-- start --

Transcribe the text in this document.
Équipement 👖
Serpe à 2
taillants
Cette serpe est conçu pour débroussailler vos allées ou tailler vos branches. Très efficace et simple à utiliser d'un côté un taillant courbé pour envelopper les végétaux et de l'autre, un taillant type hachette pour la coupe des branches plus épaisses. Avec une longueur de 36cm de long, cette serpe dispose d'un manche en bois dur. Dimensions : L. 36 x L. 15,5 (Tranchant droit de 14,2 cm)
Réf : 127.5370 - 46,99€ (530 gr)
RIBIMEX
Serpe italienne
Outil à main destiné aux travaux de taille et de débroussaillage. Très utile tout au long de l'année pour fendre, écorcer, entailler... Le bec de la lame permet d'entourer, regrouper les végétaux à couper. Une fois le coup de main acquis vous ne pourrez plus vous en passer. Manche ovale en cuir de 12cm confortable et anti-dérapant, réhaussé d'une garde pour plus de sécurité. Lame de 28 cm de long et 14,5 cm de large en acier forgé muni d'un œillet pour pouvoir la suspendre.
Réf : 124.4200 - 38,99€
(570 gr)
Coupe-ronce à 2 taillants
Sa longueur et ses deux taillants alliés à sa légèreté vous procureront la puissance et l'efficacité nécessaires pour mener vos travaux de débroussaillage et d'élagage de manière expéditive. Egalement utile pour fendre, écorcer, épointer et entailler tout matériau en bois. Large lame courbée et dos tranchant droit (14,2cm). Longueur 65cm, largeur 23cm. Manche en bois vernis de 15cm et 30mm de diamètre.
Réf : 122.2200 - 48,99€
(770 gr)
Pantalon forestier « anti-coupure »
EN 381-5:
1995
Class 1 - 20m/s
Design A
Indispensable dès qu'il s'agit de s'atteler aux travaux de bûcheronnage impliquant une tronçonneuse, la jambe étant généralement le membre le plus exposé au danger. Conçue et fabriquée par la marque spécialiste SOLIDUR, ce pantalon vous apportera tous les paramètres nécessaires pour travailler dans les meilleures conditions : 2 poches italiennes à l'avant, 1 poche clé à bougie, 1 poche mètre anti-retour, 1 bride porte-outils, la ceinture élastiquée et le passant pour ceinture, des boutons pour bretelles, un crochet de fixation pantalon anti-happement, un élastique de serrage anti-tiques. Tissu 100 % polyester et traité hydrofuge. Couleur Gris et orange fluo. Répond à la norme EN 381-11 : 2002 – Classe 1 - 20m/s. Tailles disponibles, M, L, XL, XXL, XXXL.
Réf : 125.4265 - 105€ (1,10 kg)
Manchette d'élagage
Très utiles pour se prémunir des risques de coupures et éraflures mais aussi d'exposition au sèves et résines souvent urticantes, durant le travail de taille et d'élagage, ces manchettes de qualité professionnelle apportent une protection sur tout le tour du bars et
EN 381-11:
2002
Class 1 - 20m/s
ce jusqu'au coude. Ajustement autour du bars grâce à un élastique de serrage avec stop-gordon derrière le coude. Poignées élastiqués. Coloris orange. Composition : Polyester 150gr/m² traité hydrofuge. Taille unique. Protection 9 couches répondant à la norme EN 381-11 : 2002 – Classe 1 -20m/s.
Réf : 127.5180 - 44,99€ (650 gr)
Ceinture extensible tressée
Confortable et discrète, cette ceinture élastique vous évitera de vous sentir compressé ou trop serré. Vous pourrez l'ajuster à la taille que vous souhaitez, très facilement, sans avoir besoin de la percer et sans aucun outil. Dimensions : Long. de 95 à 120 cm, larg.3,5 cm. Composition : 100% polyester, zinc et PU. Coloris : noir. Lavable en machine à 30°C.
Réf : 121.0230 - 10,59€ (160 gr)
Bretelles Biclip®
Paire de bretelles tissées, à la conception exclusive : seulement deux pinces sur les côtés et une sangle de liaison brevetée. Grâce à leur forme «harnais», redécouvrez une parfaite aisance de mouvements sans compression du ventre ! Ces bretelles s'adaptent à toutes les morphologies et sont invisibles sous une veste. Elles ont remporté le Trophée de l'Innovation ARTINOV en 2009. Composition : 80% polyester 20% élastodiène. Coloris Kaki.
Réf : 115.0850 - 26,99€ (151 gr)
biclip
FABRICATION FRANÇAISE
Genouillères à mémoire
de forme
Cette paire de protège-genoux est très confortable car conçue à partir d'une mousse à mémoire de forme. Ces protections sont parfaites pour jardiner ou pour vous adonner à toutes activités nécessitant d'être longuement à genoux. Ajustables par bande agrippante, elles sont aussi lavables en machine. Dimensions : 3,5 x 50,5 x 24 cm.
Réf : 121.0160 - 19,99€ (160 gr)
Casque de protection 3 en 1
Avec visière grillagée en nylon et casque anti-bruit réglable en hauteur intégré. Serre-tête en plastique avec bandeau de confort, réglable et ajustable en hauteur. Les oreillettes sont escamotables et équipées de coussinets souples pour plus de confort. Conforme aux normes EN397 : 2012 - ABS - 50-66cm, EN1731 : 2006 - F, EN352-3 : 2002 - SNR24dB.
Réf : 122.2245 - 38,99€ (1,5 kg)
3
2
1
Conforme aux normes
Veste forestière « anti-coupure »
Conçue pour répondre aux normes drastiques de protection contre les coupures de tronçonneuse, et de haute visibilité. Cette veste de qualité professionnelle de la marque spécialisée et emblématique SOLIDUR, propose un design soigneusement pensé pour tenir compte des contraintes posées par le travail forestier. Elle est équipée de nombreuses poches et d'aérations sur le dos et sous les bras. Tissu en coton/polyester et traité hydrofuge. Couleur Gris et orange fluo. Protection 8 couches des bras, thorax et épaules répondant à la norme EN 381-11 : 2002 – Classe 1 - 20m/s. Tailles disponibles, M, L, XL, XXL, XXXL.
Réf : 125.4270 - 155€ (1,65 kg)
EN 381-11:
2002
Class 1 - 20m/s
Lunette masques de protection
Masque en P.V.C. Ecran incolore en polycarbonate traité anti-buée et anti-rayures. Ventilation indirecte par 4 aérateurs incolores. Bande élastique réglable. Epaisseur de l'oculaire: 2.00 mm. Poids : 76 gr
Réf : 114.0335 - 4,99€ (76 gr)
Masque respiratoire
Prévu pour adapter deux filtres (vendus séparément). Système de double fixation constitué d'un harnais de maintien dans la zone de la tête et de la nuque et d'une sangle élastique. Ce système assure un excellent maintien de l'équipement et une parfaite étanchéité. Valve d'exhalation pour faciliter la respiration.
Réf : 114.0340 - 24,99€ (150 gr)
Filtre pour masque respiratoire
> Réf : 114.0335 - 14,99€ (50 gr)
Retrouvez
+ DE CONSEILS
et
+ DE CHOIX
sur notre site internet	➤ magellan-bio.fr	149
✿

-- end --

- What needs to be done: Pull out each line of the listing that holds the string "Conforme".

- Solution:
Avec visière grillagée en nylon et casque anti-bruit réglable en hauteur intégré. Serre-tête en plastique avec bandeau de confort, réglable et ajustable en hauteur. Les oreillettes sont escamotables et équipées de coussinets souples pour plus de confort. Conforme aux normes EN397 : 2012 - ABS - 50-66cm, EN1731 : 2006 - F, EN352-3 : 2002 - SNR24dB.
Conforme aux normes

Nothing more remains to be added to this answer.